## TASK BRIEF
Your job is to retype all of the data word for word, leaving every image out.
== == ==
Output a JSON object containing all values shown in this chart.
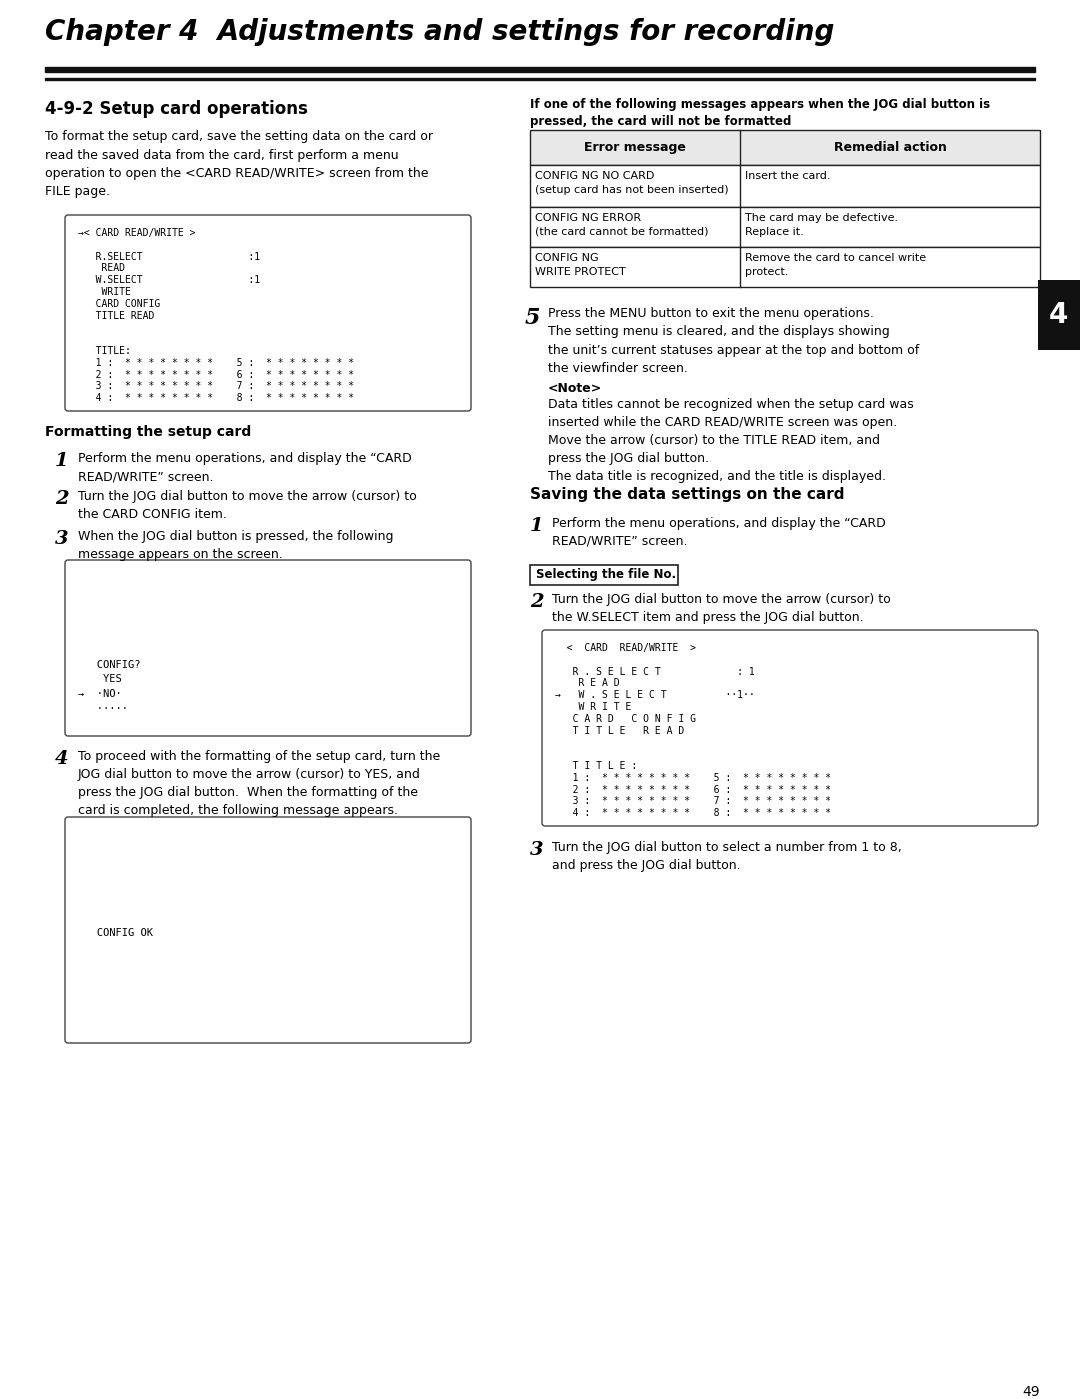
{
  "page_bg": "#ffffff",
  "chapter_title": "Chapter 4  Adjustments and settings for recording",
  "section_title": "4-9-2 Setup card operations",
  "intro_text": "To format the setup card, save the setting data on the card or\nread the saved data from the card, first perform a menu\noperation to open the <CARD READ/WRITE> screen from the\nFILE page.",
  "screen1_lines": [
    "→< CARD READ/WRITE >",
    "",
    "   R.SELECT                  :1",
    "    READ",
    "   W.SELECT                  :1",
    "    WRITE",
    "   CARD CONFIG",
    "   TITLE READ",
    "",
    "",
    "   TITLE:",
    "   1 :  * * * * * * * *    5 :  * * * * * * * *",
    "   2 :  * * * * * * * *    6 :  * * * * * * * *",
    "   3 :  * * * * * * * *    7 :  * * * * * * * *",
    "   4 :  * * * * * * * *    8 :  * * * * * * * *"
  ],
  "format_section_title": "Formatting the setup card",
  "format_step1": "Perform the menu operations, and display the “CARD\nREAD/WRITE” screen.",
  "format_step2": "Turn the JOG dial button to move the arrow (cursor) to\nthe CARD CONFIG item.",
  "format_step3": "When the JOG dial button is pressed, the following\nmessage appears on the screen.",
  "screen2_lines": [
    "",
    "",
    "",
    "",
    "",
    "",
    "   CONFIG?",
    "    YES",
    "→  ·NO·",
    "   ·····"
  ],
  "format_step4": "To proceed with the formatting of the setup card, turn the\nJOG dial button to move the arrow (cursor) to YES, and\npress the JOG dial button.  When the formatting of the\ncard is completed, the following message appears.",
  "screen3_lines": [
    "",
    "",
    "",
    "",
    "",
    "",
    "",
    "   CONFIG OK"
  ],
  "right_header": "If one of the following messages appears when the JOG dial button is\npressed, the card will not be formatted",
  "table_headers": [
    "Error message",
    "Remedial action"
  ],
  "table_rows": [
    [
      "CONFIG NG NO CARD\n(setup card has not been inserted)",
      "Insert the card."
    ],
    [
      "CONFIG NG ERROR\n(the card cannot be formatted)",
      "The card may be defective.\nReplace it."
    ],
    [
      "CONFIG NG\nWRITE PROTECT",
      "Remove the card to cancel write\nprotect."
    ]
  ],
  "step5_text": "Press the MENU button to exit the menu operations.\nThe setting menu is cleared, and the displays showing\nthe unit’s current statuses appear at the top and bottom of\nthe viewfinder screen.",
  "note_title": "<Note>",
  "note_text": "Data titles cannot be recognized when the setup card was\ninserted while the CARD READ/WRITE screen was open.\nMove the arrow (cursor) to the TITLE READ item, and\npress the JOG dial button.\nThe data title is recognized, and the title is displayed.",
  "save_section_title": "Saving the data settings on the card",
  "save_step1": "Perform the menu operations, and display the “CARD\nREAD/WRITE” screen.",
  "select_file_label": "Selecting the file No.",
  "save_step2": "Turn the JOG dial button to move the arrow (cursor) to\nthe W.SELECT item and press the JOG dial button.",
  "screen4_lines": [
    "  <  CARD  READ/WRITE  >",
    "",
    "   R . S E L E C T             : 1",
    "    R E A D",
    "→   W . S E L E C T          ··1··",
    "    W R I T E",
    "   C A R D   C O N F I G",
    "   T I T L E   R E A D",
    "",
    "",
    "   T I T L E :",
    "   1 :  * * * * * * * *    5 :  * * * * * * * *",
    "   2 :  * * * * * * * *    6 :  * * * * * * * *",
    "   3 :  * * * * * * * *    7 :  * * * * * * * *",
    "   4 :  * * * * * * * *    8 :  * * * * * * * *"
  ],
  "save_step3": "Turn the JOG dial button to select a number from 1 to 8,\nand press the JOG dial button.",
  "page_number": "49",
  "tab_number": "4"
}
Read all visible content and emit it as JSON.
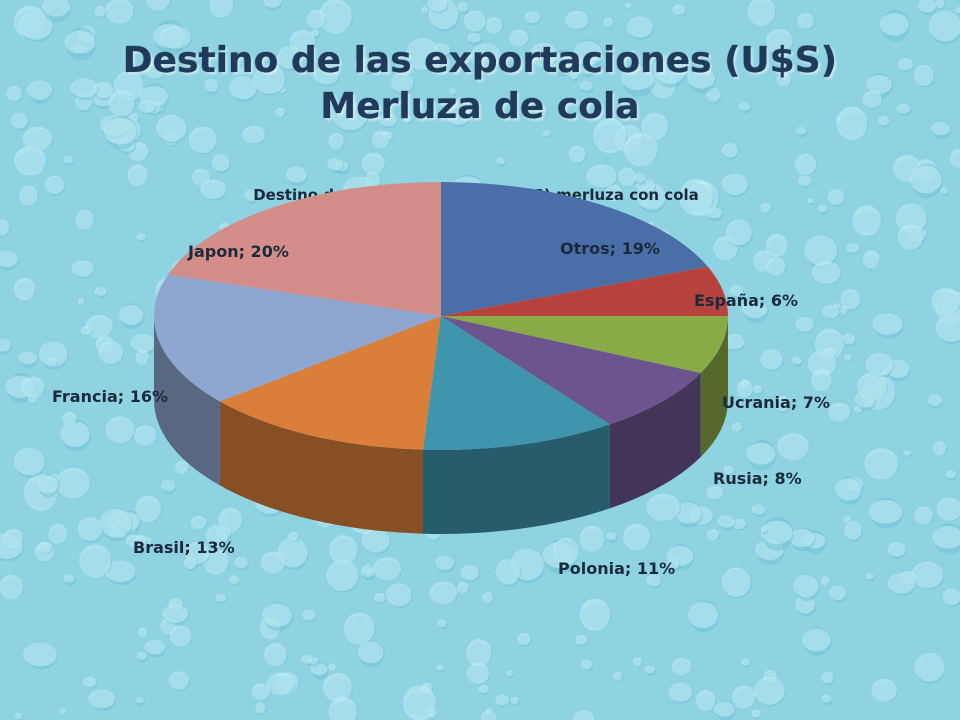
{
  "slide": {
    "title_line1": "Destino de las exportaciones (U$S)",
    "title_line2": "Merluza de cola"
  },
  "background": {
    "base": "#8fd3e3",
    "drop": "#c5eef6",
    "drop_dark": "#5fb6cb"
  },
  "chart_data": {
    "type": "pie",
    "style": "3d",
    "title": "Destino de las exportaciones (U$S) merluza con cola",
    "slices": [
      {
        "name": "Otros",
        "value": 19,
        "label": "Otros; 19%",
        "color": "#4a6fa8"
      },
      {
        "name": "España",
        "value": 6,
        "label": "España; 6%",
        "color": "#b8433e"
      },
      {
        "name": "Ucrania",
        "value": 7,
        "label": "Ucrania; 7%",
        "color": "#8aaa48"
      },
      {
        "name": "Rusia",
        "value": 8,
        "label": "Rusia; 8%",
        "color": "#6c558e"
      },
      {
        "name": "Polonia",
        "value": 11,
        "label": "Polonia; 11%",
        "color": "#3f95ab"
      },
      {
        "name": "Brasil",
        "value": 13,
        "label": "Brasil; 13%",
        "color": "#d97f3a"
      },
      {
        "name": "Francia",
        "value": 16,
        "label": "Francia; 16%",
        "color": "#8fa7d0"
      },
      {
        "name": "Japon",
        "value": 20,
        "label": "Japon; 20%",
        "color": "#d48e8a"
      }
    ]
  }
}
== == ==
## ANSWER TO THIS PROBLEM
Output a JSON object containing all values shown in this chart.
{
  "page_bg": "#ffffff",
  "chapter_title": "Chapter 4  Adjustments and settings for recording",
  "section_title": "4-9-2 Setup card operations",
  "intro_text": "To format the setup card, save the setting data on the card or\nread the saved data from the card, first perform a menu\noperation to open the <CARD READ/WRITE> screen from the\nFILE page.",
  "screen1_lines": [
    "→< CARD READ/WRITE >",
    "",
    "   R.SELECT                  :1",
    "    READ",
    "   W.SELECT                  :1",
    "    WRITE",
    "   CARD CONFIG",
    "   TITLE READ",
    "",
    "",
    "   TITLE:",
    "   1 :  * * * * * * * *    5 :  * * * * * * * *",
    "   2 :  * * * * * * * *    6 :  * * * * * * * *",
    "   3 :  * * * * * * * *    7 :  * * * * * * * *",
    "   4 :  * * * * * * * *    8 :  * * * * * * * *"
  ],
  "format_section_title": "Formatting the setup card",
  "format_step1": "Perform the menu operations, and display the “CARD\nREAD/WRITE” screen.",
  "format_step2": "Turn the JOG dial button to move the arrow (cursor) to\nthe CARD CONFIG item.",
  "format_step3": "When the JOG dial button is pressed, the following\nmessage appears on the screen.",
  "screen2_lines": [
    "",
    "",
    "",
    "",
    "",
    "",
    "   CONFIG?",
    "    YES",
    "→  ·NO·",
    "   ·····"
  ],
  "format_step4": "To proceed with the formatting of the setup card, turn the\nJOG dial button to move the arrow (cursor) to YES, and\npress the JOG dial button.  When the formatting of the\ncard is completed, the following message appears.",
  "screen3_lines": [
    "",
    "",
    "",
    "",
    "",
    "",
    "",
    "   CONFIG OK"
  ],
  "right_header": "If one of the following messages appears when the JOG dial button is\npressed, the card will not be formatted",
  "table_headers": [
    "Error message",
    "Remedial action"
  ],
  "table_rows": [
    [
      "CONFIG NG NO CARD\n(setup card has not been inserted)",
      "Insert the card."
    ],
    [
      "CONFIG NG ERROR\n(the card cannot be formatted)",
      "The card may be defective.\nReplace it."
    ],
    [
      "CONFIG NG\nWRITE PROTECT",
      "Remove the card to cancel write\nprotect."
    ]
  ],
  "step5_text": "Press the MENU button to exit the menu operations.\nThe setting menu is cleared, and the displays showing\nthe unit’s current statuses appear at the top and bottom of\nthe viewfinder screen.",
  "note_title": "<Note>",
  "note_text": "Data titles cannot be recognized when the setup card was\ninserted while the CARD READ/WRITE screen was open.\nMove the arrow (cursor) to the TITLE READ item, and\npress the JOG dial button.\nThe data title is recognized, and the title is displayed.",
  "save_section_title": "Saving the data settings on the card",
  "save_step1": "Perform the menu operations, and display the “CARD\nREAD/WRITE” screen.",
  "select_file_label": "Selecting the file No.",
  "save_step2": "Turn the JOG dial button to move the arrow (cursor) to\nthe W.SELECT item and press the JOG dial button.",
  "screen4_lines": [
    "  <  CARD  READ/WRITE  >",
    "",
    "   R . S E L E C T             : 1",
    "    R E A D",
    "→   W . S E L E C T          ··1··",
    "    W R I T E",
    "   C A R D   C O N F I G",
    "   T I T L E   R E A D",
    "",
    "",
    "   T I T L E :",
    "   1 :  * * * * * * * *    5 :  * * * * * * * *",
    "   2 :  * * * * * * * *    6 :  * * * * * * * *",
    "   3 :  * * * * * * * *    7 :  * * * * * * * *",
    "   4 :  * * * * * * * *    8 :  * * * * * * * *"
  ],
  "save_step3": "Turn the JOG dial button to select a number from 1 to 8,\nand press the JOG dial button.",
  "page_number": "49",
  "tab_number": "4"
}
Read all visible content and emit it as JSON.
{
  "slide": {
    "title_line1": "Destino de las exportaciones (U$S)",
    "title_line2": "Merluza de cola"
  },
  "background": {
    "base": "#8fd3e3",
    "drop": "#c5eef6",
    "drop_dark": "#5fb6cb"
  },
  "chart_data": {
    "type": "pie",
    "style": "3d",
    "title": "Destino de las exportaciones (U$S) merluza con cola",
    "slices": [
      {
        "name": "Otros",
        "value": 19,
        "label": "Otros; 19%",
        "color": "#4a6fa8"
      },
      {
        "name": "España",
        "value": 6,
        "label": "España; 6%",
        "color": "#b8433e"
      },
      {
        "name": "Ucrania",
        "value": 7,
        "label": "Ucrania; 7%",
        "color": "#8aaa48"
      },
      {
        "name": "Rusia",
        "value": 8,
        "label": "Rusia; 8%",
        "color": "#6c558e"
      },
      {
        "name": "Polonia",
        "value": 11,
        "label": "Polonia; 11%",
        "color": "#3f95ab"
      },
      {
        "name": "Brasil",
        "value": 13,
        "label": "Brasil; 13%",
        "color": "#d97f3a"
      },
      {
        "name": "Francia",
        "value": 16,
        "label": "Francia; 16%",
        "color": "#8fa7d0"
      },
      {
        "name": "Japon",
        "value": 20,
        "label": "Japon; 20%",
        "color": "#d48e8a"
      }
    ]
  }
}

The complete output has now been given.